_Exercise instructions_
Check each line below for the word "dankdag", and copy those that have it.

_Data in this exercise_
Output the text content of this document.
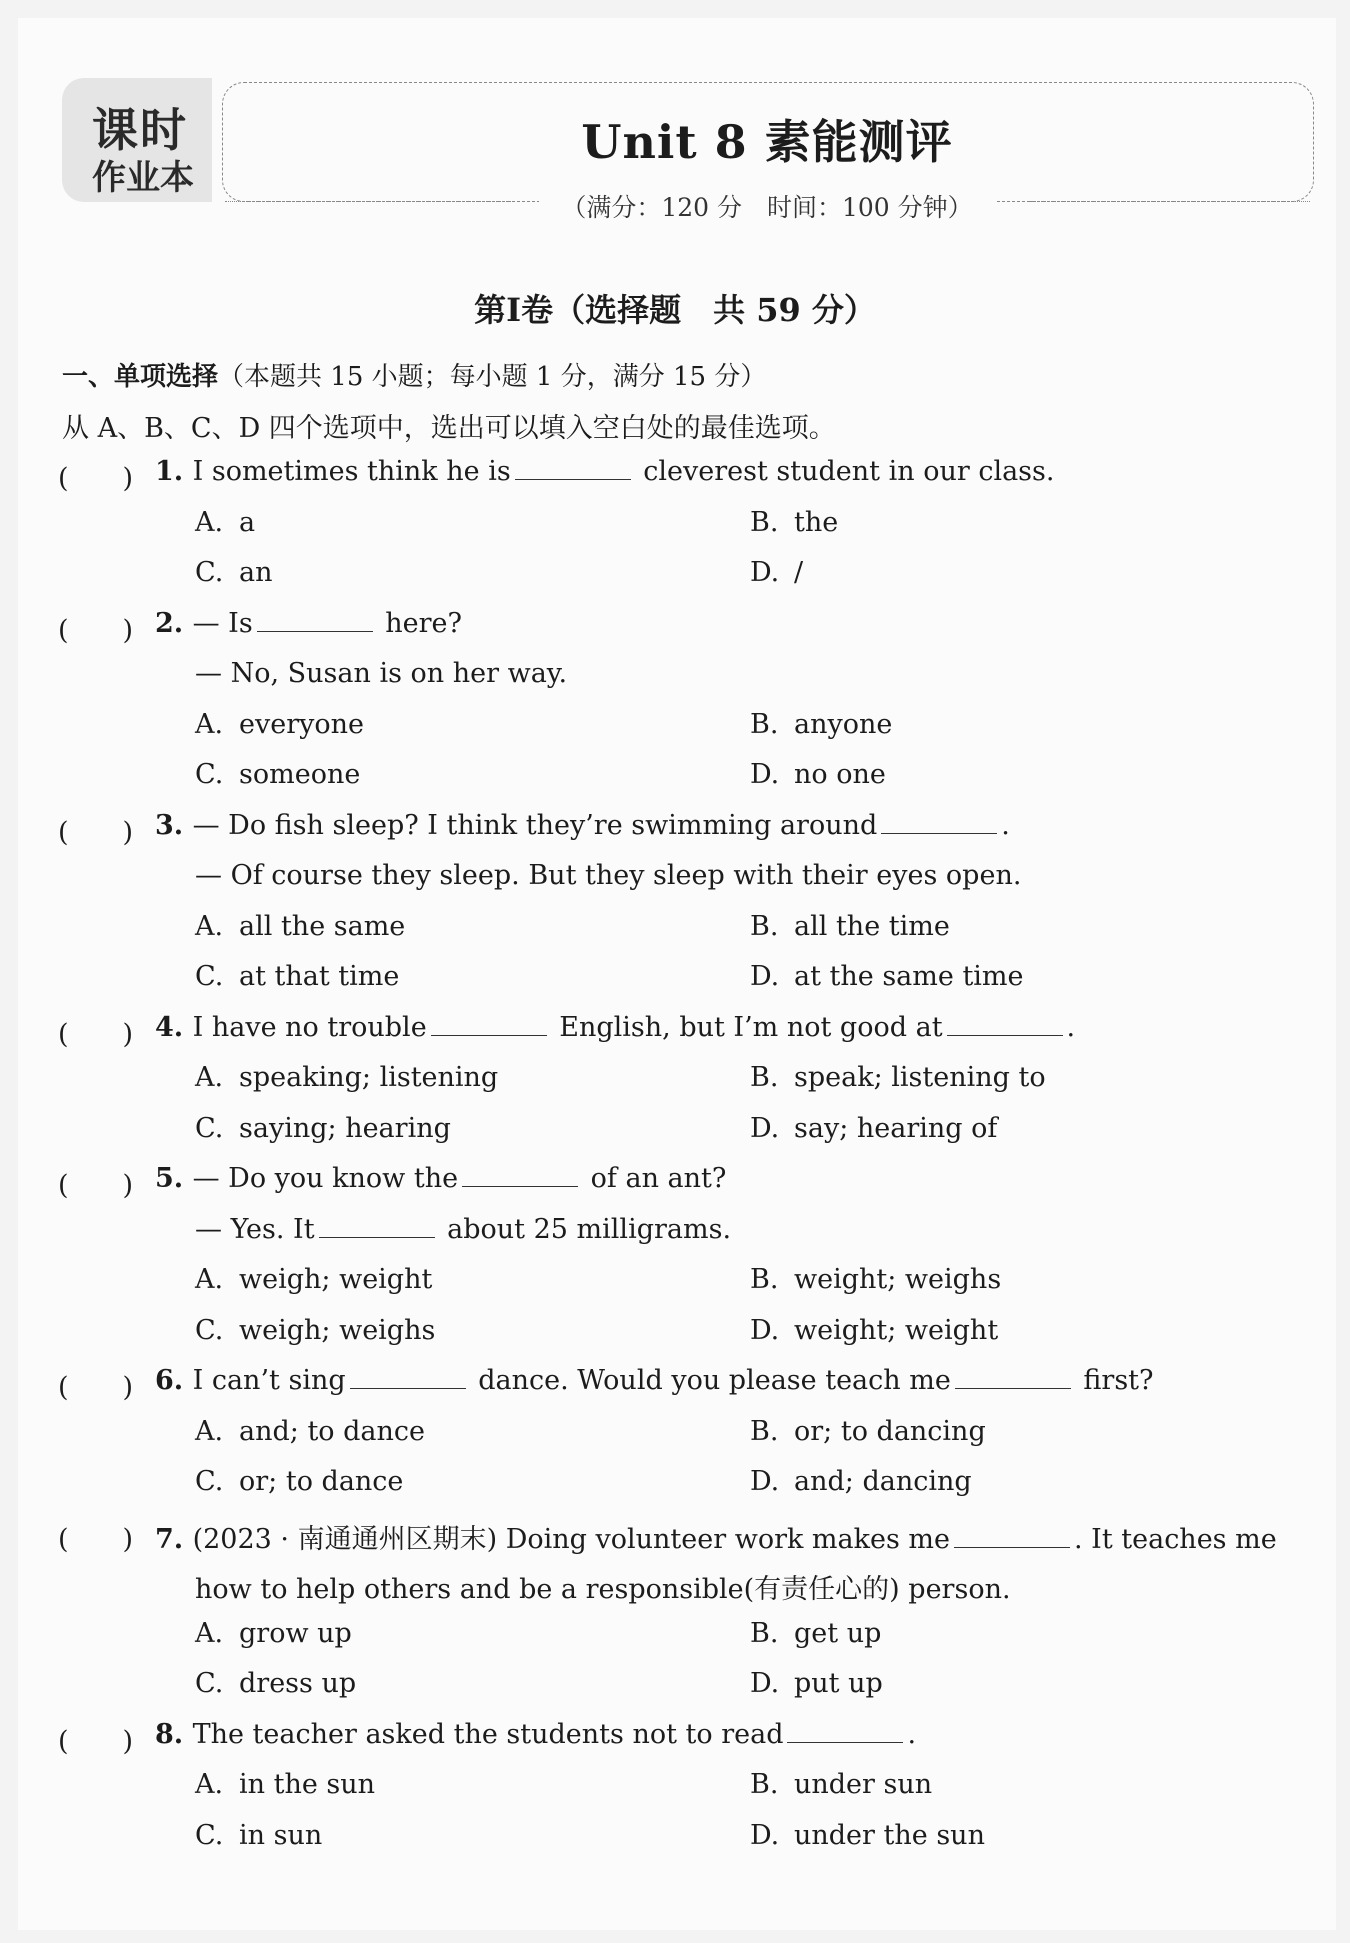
课时
作业本
Unit 8 素能测评
（满分：120 分　时间：100 分钟）
第Ⅰ卷（选择题　共 59 分）
一、单项选择（本题共 15 小题；每小题 1 分，满分 15 分）
从 A、B、C、D 四个选项中，选出可以填入空白处的最佳选项。
(　　) 1. I sometimes think he is	cleverest student in our class.
A. a	B. the
C. an	D. /
(　　) 2. — Is	here?
— No, Susan is on her way.
A. everyone	B. anyone
C. someone	D. no one
(　　) 3. — Do fish sleep? I think they’re swimming around	.
— Of course they sleep. But they sleep with their eyes open.
A. all the same	B. all the time
C. at that time	D. at the same time
(　　) 4. I have no trouble	English, but I’m not good at	.
A. speaking; listening	B. speak; listening to
C. saying; hearing	D. say; hearing of
(　　) 5. — Do you know the	of an ant?
— Yes. It	about 25 milligrams.
A. weigh; weight	B. weight; weighs
C. weigh; weighs	D. weight; weight
(　　) 6. I can’t sing	dance. Would you please teach me	first?
A. and; to dance	B. or; to dancing
C. or; to dance	D. and; dancing
(　　) 7. (2023 · 南通通州区期末) Doing volunteer work makes me	. It teaches me
how to help others and be a responsible(有责任心的) person.
A. grow up	B. get up
C. dress up	D. put up
(　　) 8. The teacher asked the students not to read	.
A. in the sun	B. under sun
C. in sun	D. under the sun
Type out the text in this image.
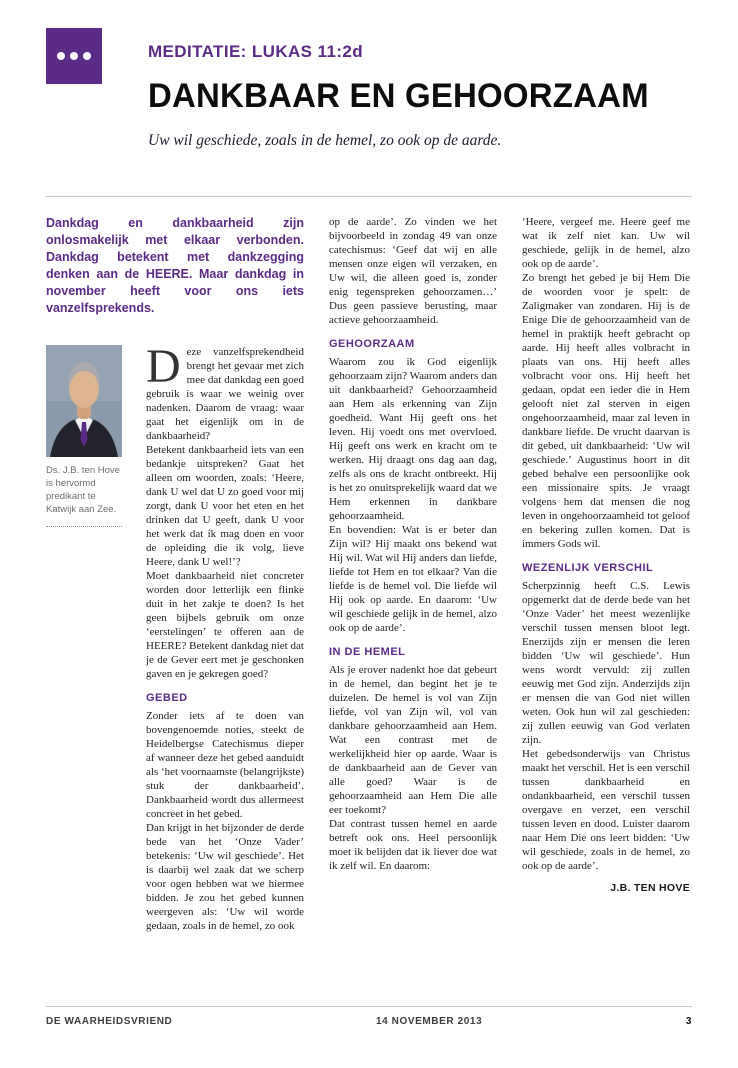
MEDITATIE: LUKAS 11:2d
DANKBAAR EN GEHOORZAAM
Uw wil geschiede, zoals in de hemel, zo ook op de aarde.

Dankdag en dankbaarheid zijn onlosmakelijk met elkaar verbonden. Dankdag betekent met dankzegging denken aan de HEERE. Maar dankdag in november heeft voor ons iets vanzelfsprekends.

Ds. J.B. ten Hove is hervormd predikant te Katwijk aan Zee.

Deze vanzelfsprekendheid brengt het gevaar met zich mee dat dankdag een goed gebruik is waar we weinig over nadenken. Daarom de vraag: waar gaat het eigenlijk om in de dankbaarheid?

Betekent dankbaarheid iets van een bedankje uitspreken? Gaat het alleen om woorden, zoals: ‘Heere, dank U wel dat U zo goed voor mij zorgt, dank U voor het eten en het drinken dat U geeft, dank U voor het werk dat ik mag doen en voor de opleiding die ik volg, lieve Heere, dank U wel!’?

Moet dankbaarheid niet concreter worden door letterlijk een flinke duit in het zakje te doen? Is het geen bijbels gebruik om onze ‘eerstelingen’ te offeren aan de HEERE? Betekent dankdag niet dat je de Gever eert met je geschonken gaven en je gekregen goed?

GEBED

Zonder iets af te doen van bovengenoemde noties, steekt de Heidelbergse Catechismus dieper af wanneer deze het gebed aanduidt als ‘het voornaamste (belangrijkste) stuk der dankbaarheid’. Dankbaarheid wordt dus allermeest concreet in het gebed.

Dan krijgt in het bijzonder de derde bede van het ‘Onze Vader’ betekenis: ‘Uw wil geschiede’. Het is daarbij wel zaak dat we scherp voor ogen hebben wat we hiermee bidden. Je zou het gebed kunnen weergeven als: ‘Uw wil worde gedaan, zoals in de hemel, zo ook

op de aarde’. Zo vinden we het bijvoorbeeld in zondag 49 van onze catechismus: ‘Geef dat wij en alle mensen onze eigen wil verzaken, en Uw wil, die alleen goed is, zonder enig tegenspreken gehoorzamen…’ Dus geen passieve berusting, maar actieve gehoorzaamheid.

GEHOORZAAM

Waarom zou ik God eigenlijk gehoorzaam zijn? Waarom anders dan uit dankbaarheid? Gehoorzaamheid aan Hem als erkenning van Zijn goedheid. Want Hij geeft ons het leven. Hij voedt ons met overvloed. Hij geeft ons werk en kracht om te werken. Hij draagt ons dag aan dag, zelfs als ons de kracht ontbreekt. Hij is het zo onuitsprekelijk waard dat we Hem erkennen in dankbare gehoorzaamheid.

En bovendien: Wat is er beter dan Zijn wil? Hij maakt ons bekend wat Hij wil. Wat wil Hij anders dan liefde, liefde tot Hem en tot elkaar? Van die liefde is de hemel vol. Die liefde wil Hij ook op aarde. En daarom: ‘Uw wil geschiede gelijk in de hemel, alzo ook op de aarde’.

IN DE HEMEL

Als je erover nadenkt hoe dat gebeurt in de hemel, dan begint het je te duizelen. De hemel is vol van Zijn liefde, vol van Zijn wil, vol van dankbare gehoorzaamheid aan Hem. Wat een contrast met de werkelijkheid hier op aarde. Waar is de dankbaarheid aan de Gever van alle goed? Waar is de gehoorzaamheid aan Hem Die alle eer toekomt?

Dat contrast tussen hemel en aarde betreft ook ons. Heel persoonlijk moet ik belijden dat ik liever doe wat ik zelf wil. En daarom:

‘Heere, vergeef me. Heere geef me wat ik zelf niet kan. Uw wil geschiede, gelijk in de hemel, alzo ook op de aarde’.

Zo brengt het gebed je bij Hem Die de woorden voor je spelt: de Zaligmaker van zondaren. Hij is de Enige Die de gehoorzaamheid van de hemel in praktijk heeft gebracht op aarde. Hij heeft alles volbracht in plaats van ons. Hij heeft alles volbracht voor ons. Hij heeft het gedaan, opdat een ieder die in Hem gelooft niet zal sterven in eigen ongehoorzaamheid, maar zal leven in dankbare liefde. De vrucht daarvan is dit gebed, uit dankbaarheid: ‘Uw wil geschiede.’ Augustinus hoort in dit gebed behalve een persoonlijke ook een missionaire spits. Je vraagt volgens hem dat mensen die nog leven in ongehoorzaamheid tot geloof en bekering zullen komen. Dat is immers Gods wil.

WEZENLIJK VERSCHIL

Scherpzinnig heeft C.S. Lewis opgemerkt dat de derde bede van het ‘Onze Vader’ het meest wezenlijke verschil tussen mensen bloot legt. Enerzijds zijn er mensen die leren bidden ‘Uw wil geschiede’. Hun wens wordt vervuld: zij zullen eeuwig met God zijn. Anderzijds zijn er mensen die van God niet willen weten. Ook hun wil zal geschieden: zij zullen eeuwig van God verlaten zijn.

Het gebedsonderwijs van Christus maakt het verschil. Het is een verschil tussen dankbaarheid en ondankbaarheid, een verschil tussen overgave en verzet, een verschil tussen leven en dood. Luister daarom naar Hem Die ons leert bidden: ‘Uw wil geschiede, zoals in de hemel, zo ook op de aarde’.

J.B. TEN HOVE
DE WAARHEIDSVRIEND	14 NOVEMBER 2013	3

_Expected output_
Dankdag en dankbaarheid zijn onlosmakelijk met elkaar verbonden. Dankdag betekent met dankzegging denken aan de HEERE. Maar dankdag in november heeft voor ons iets vanzelfsprekends.
Deze vanzelfsprekendheid brengt het gevaar met zich mee dat dankdag een goed gebruik is waar we weinig over nadenken. Daarom de vraag: waar gaat het eigenlijk om in de dankbaarheid?
Moet dankbaarheid niet concreter worden door letterlijk een flinke duit in het zakje te doen? Is het geen bijbels gebruik om onze ‘eerstelingen’ te offeren aan de HEERE? Betekent dankdag niet dat je de Gever eert met je geschonken gaven en je gekregen goed?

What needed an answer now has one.